> _REQUIRED TASK_:
Copy every line that contains the string "content" from the entries below.

## BEGIN

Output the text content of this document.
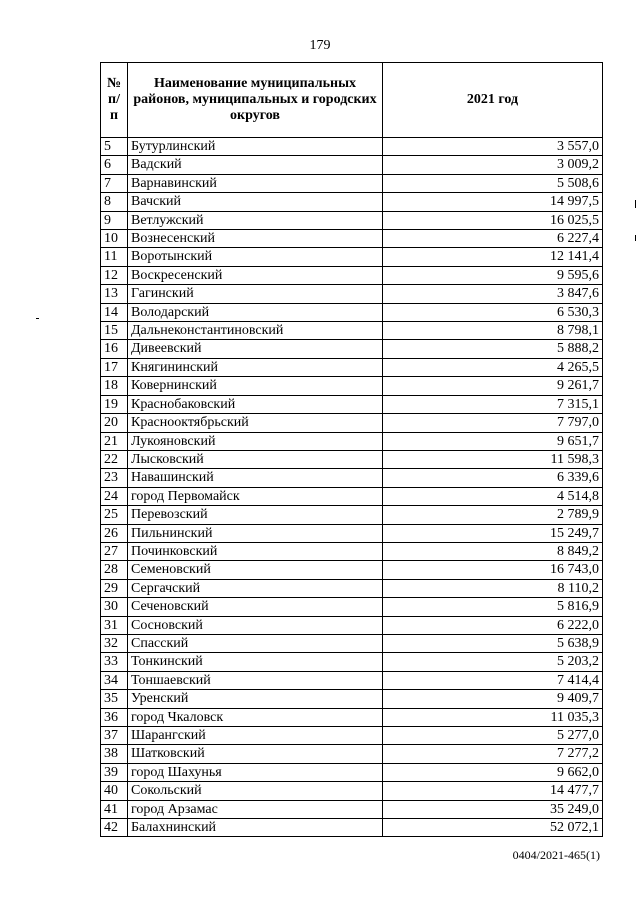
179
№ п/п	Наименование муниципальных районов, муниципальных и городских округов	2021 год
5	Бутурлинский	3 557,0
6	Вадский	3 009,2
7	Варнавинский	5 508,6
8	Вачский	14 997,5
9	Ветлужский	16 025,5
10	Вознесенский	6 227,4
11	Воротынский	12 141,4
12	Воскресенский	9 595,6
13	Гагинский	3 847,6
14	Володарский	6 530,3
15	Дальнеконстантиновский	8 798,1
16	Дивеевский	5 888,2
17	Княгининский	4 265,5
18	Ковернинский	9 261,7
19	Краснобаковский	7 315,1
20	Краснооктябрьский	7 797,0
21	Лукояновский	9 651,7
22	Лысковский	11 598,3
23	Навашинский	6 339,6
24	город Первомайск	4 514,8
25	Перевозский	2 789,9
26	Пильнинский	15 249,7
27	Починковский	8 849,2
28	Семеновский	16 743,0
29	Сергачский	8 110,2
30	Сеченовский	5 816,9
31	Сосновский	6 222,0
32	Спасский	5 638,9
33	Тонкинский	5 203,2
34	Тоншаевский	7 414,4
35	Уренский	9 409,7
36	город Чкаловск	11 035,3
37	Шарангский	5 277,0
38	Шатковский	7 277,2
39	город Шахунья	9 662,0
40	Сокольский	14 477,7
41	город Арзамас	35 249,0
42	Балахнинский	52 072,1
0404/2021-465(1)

## END
## BEGIN

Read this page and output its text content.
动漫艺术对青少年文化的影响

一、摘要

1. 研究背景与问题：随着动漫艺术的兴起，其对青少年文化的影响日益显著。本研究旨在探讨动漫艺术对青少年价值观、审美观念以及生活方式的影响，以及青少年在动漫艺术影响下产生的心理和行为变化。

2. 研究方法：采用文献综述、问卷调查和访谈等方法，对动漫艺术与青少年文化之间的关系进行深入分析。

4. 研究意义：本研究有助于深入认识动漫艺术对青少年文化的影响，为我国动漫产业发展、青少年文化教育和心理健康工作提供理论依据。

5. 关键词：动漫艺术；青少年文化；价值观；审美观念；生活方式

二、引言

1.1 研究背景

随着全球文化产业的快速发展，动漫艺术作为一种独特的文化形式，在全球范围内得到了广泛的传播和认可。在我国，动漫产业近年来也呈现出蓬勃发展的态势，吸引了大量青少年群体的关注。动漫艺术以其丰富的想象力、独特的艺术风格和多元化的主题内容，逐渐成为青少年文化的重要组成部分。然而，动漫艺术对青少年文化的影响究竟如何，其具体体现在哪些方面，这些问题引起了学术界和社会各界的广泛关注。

## END
## BEGIN

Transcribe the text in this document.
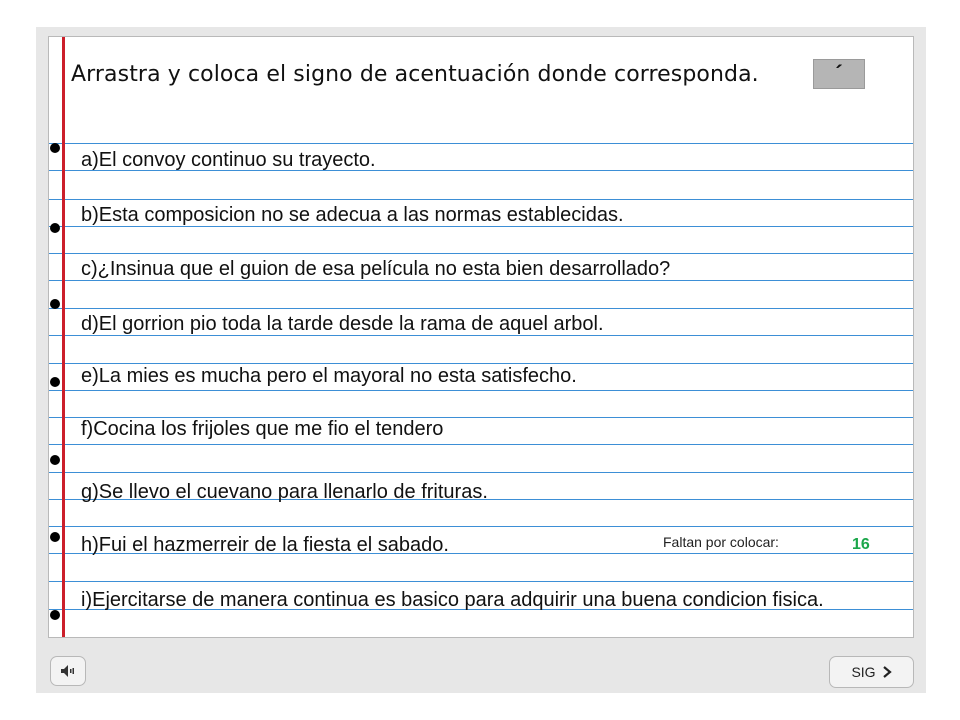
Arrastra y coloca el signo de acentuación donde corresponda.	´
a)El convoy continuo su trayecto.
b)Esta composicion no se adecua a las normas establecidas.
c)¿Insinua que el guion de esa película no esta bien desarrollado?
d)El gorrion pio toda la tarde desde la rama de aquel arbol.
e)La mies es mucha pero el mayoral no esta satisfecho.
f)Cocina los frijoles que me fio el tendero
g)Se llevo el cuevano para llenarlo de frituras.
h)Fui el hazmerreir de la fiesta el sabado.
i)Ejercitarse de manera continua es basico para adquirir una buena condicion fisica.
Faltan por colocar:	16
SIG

## END

> _EXERCISE ANSWER_:
Output the text content of this document.
Read this page and output its text content.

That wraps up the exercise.